Extracted entries ->
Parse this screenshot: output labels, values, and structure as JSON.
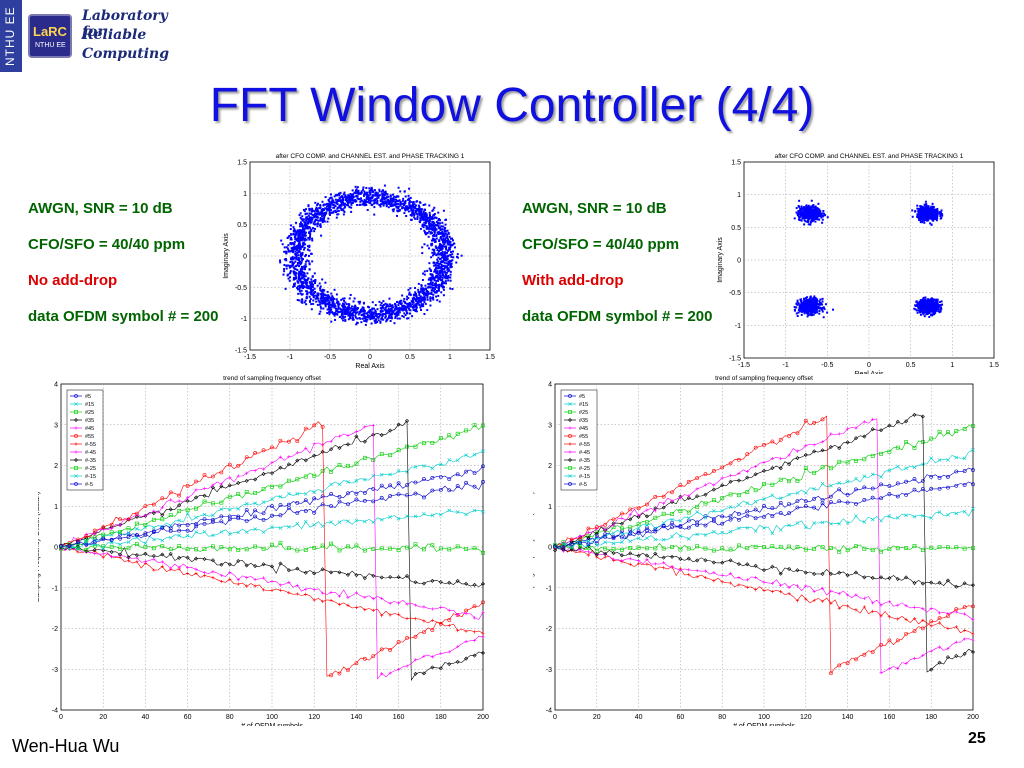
{
  "side_tab": {
    "label": "NTHU EE"
  },
  "logo": {
    "chip_text": "LaRC",
    "chip_sub": "NTHU EE",
    "line1": "Laboratory for",
    "line2": "Reliable",
    "line3": "Computing"
  },
  "title": "FFT Window Controller (4/4)",
  "left_caption": {
    "line1": "AWGN, SNR = 10 dB",
    "line2": "CFO/SFO = 40/40 ppm",
    "line3": "No add-drop",
    "line4": "data OFDM symbol # = 200"
  },
  "right_caption": {
    "line1": "AWGN, SNR = 10 dB",
    "line2": "CFO/SFO = 40/40 ppm",
    "line3": "With add-drop",
    "line4": "data OFDM symbol # = 200"
  },
  "footer": {
    "author": "Wen-Hua Wu",
    "page": "25"
  },
  "chart_data": [
    {
      "type": "scatter",
      "title": "after CFO COMP. and CHANNEL EST. and PHASE TRACKING 1",
      "xlabel": "Real Axis",
      "ylabel": "Imaginary Axis",
      "xlim": [
        -1.5,
        1.5
      ],
      "ylim": [
        -1.5,
        1.5
      ],
      "xticks": [
        "-1.5",
        "-1",
        "-0.5",
        "0",
        "0.5",
        "1",
        "1.5"
      ],
      "yticks": [
        "1.5",
        "1",
        "0.5",
        "0",
        "-0.5",
        "-1",
        "-1.5"
      ],
      "grid": true,
      "color": "#0000ff",
      "pattern": "ring",
      "ring_center": [
        0,
        0
      ],
      "ring_radius_x": 0.93,
      "ring_radius_y": 0.93
    },
    {
      "type": "scatter",
      "title": "after CFO COMP. and CHANNEL EST. and PHASE TRACKING 1",
      "xlabel": "Real Axis",
      "ylabel": "Imaginary Axis",
      "xlim": [
        -1.5,
        1.5
      ],
      "ylim": [
        -1.5,
        1.5
      ],
      "xticks": [
        "-1.5",
        "-1",
        "-0.5",
        "0",
        "0.5",
        "1",
        "1.5"
      ],
      "yticks": [
        "1.5",
        "1",
        "0.5",
        "0",
        "-0.5",
        "-1",
        "-1.5"
      ],
      "grid": true,
      "color": "#0000ff",
      "pattern": "clusters",
      "clusters": [
        [
          -0.71,
          0.71
        ],
        [
          0.71,
          0.71
        ],
        [
          -0.71,
          -0.71
        ],
        [
          0.71,
          -0.71
        ]
      ]
    },
    {
      "type": "line",
      "title": "trend of sampling frequency offset",
      "xlabel": "# of OFDM symbols",
      "ylabel": "Sampling Frequency Offset (radian)",
      "xlim": [
        0,
        200
      ],
      "ylim": [
        -4,
        4
      ],
      "xticks": [
        "0",
        "20",
        "40",
        "60",
        "80",
        "100",
        "120",
        "140",
        "160",
        "180",
        "200"
      ],
      "yticks": [
        "4",
        "3",
        "2",
        "1",
        "0",
        "-1",
        "-2",
        "-3",
        "-4"
      ],
      "grid": true,
      "legend_position": "top-left",
      "series": [
        {
          "name": "#5",
          "color": "#0000cc",
          "slope": 0.0095,
          "marker": "o",
          "wrap_at": null
        },
        {
          "name": "#15",
          "color": "#00cccc",
          "slope": 0.0115,
          "marker": "x",
          "wrap_at": null
        },
        {
          "name": "#25",
          "color": "#00cc00",
          "slope": 0.0148,
          "marker": "s",
          "wrap_at": null
        },
        {
          "name": "#35",
          "color": "#000000",
          "slope": 0.0185,
          "marker": "d",
          "wrap_at": 165
        },
        {
          "name": "#45",
          "color": "#ff00ff",
          "slope": 0.0205,
          "marker": "*",
          "wrap_at": 150
        },
        {
          "name": "#55",
          "color": "#ff0000",
          "slope": 0.0245,
          "marker": "o",
          "wrap_at": 126
        },
        {
          "name": "#-55",
          "color": "#ff0000",
          "slope": -0.0105,
          "marker": "*",
          "wrap_at": null
        },
        {
          "name": "#-45",
          "color": "#ff00ff",
          "slope": -0.0085,
          "marker": "*",
          "wrap_at": null
        },
        {
          "name": "#-35",
          "color": "#000000",
          "slope": -0.0048,
          "marker": "d",
          "wrap_at": null
        },
        {
          "name": "#-25",
          "color": "#00cc00",
          "slope": -0.0002,
          "marker": "s",
          "wrap_at": null
        },
        {
          "name": "#-15",
          "color": "#00cccc",
          "slope": 0.0045,
          "marker": "x",
          "wrap_at": null
        },
        {
          "name": "#-5",
          "color": "#0000cc",
          "slope": 0.0078,
          "marker": "o",
          "wrap_at": null
        }
      ]
    },
    {
      "type": "line",
      "title": "trend of sampling frequency offset",
      "xlabel": "# of OFDM symbols",
      "ylabel": "Sampling Frequency Offset (radian)",
      "xlim": [
        0,
        200
      ],
      "ylim": [
        -4,
        4
      ],
      "xticks": [
        "0",
        "20",
        "40",
        "60",
        "80",
        "100",
        "120",
        "140",
        "160",
        "180",
        "200"
      ],
      "yticks": [
        "4",
        "3",
        "2",
        "1",
        "0",
        "-1",
        "-2",
        "-3",
        "-4"
      ],
      "grid": true,
      "legend_position": "top-left",
      "series": [
        {
          "name": "#5",
          "color": "#0000cc",
          "slope": 0.0095,
          "marker": "o",
          "wrap_at": null
        },
        {
          "name": "#15",
          "color": "#00cccc",
          "slope": 0.0115,
          "marker": "x",
          "wrap_at": null
        },
        {
          "name": "#25",
          "color": "#00cc00",
          "slope": 0.0148,
          "marker": "s",
          "wrap_at": null
        },
        {
          "name": "#35",
          "color": "#000000",
          "slope": 0.0185,
          "marker": "d",
          "wrap_at": 178
        },
        {
          "name": "#45",
          "color": "#ff00ff",
          "slope": 0.0205,
          "marker": "*",
          "wrap_at": 156
        },
        {
          "name": "#55",
          "color": "#ff0000",
          "slope": 0.0245,
          "marker": "o",
          "wrap_at": 132
        },
        {
          "name": "#-55",
          "color": "#ff0000",
          "slope": -0.0105,
          "marker": "*",
          "wrap_at": null
        },
        {
          "name": "#-45",
          "color": "#ff00ff",
          "slope": -0.0085,
          "marker": "*",
          "wrap_at": null
        },
        {
          "name": "#-35",
          "color": "#000000",
          "slope": -0.0048,
          "marker": "d",
          "wrap_at": null
        },
        {
          "name": "#-25",
          "color": "#00cc00",
          "slope": -0.0002,
          "marker": "s",
          "wrap_at": null
        },
        {
          "name": "#-15",
          "color": "#00cccc",
          "slope": 0.0045,
          "marker": "x",
          "wrap_at": null
        },
        {
          "name": "#-5",
          "color": "#0000cc",
          "slope": 0.0078,
          "marker": "o",
          "wrap_at": null
        }
      ]
    }
  ]
}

Short exercise ->
State, as a bare number, how many lines of the listing hold the word "drop".

Expected answer ->
2